[Entries shown start]
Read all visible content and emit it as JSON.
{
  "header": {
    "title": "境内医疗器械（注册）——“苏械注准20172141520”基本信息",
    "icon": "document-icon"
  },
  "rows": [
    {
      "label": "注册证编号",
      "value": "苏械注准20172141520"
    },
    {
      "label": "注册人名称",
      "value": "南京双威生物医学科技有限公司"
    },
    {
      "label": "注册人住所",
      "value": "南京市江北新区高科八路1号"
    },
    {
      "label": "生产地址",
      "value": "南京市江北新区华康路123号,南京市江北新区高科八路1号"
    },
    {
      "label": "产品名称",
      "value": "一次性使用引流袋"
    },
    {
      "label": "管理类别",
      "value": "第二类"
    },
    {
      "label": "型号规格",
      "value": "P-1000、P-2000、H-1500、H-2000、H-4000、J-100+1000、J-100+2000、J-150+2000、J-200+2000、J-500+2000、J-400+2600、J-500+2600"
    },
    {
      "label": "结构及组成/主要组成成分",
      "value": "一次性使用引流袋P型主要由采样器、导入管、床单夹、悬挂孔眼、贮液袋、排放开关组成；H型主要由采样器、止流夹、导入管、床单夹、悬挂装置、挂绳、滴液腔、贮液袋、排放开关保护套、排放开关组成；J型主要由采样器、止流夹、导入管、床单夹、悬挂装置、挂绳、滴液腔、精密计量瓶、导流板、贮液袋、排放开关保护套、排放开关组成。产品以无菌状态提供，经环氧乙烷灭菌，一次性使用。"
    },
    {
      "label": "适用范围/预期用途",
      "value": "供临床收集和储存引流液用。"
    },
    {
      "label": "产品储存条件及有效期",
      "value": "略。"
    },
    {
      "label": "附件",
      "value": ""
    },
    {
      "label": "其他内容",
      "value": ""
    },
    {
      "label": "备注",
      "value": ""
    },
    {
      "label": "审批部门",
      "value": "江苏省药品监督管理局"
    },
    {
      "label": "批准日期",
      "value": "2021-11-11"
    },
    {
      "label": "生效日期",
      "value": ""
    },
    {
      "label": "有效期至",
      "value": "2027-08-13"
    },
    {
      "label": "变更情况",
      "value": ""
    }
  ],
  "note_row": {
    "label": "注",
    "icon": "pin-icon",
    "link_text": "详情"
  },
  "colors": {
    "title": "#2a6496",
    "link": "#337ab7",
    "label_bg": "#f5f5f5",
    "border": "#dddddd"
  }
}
[Entries shown end]
- [Instruction] Determine how many lines include the word "title" and report that number by itself.

- [Expected output] 2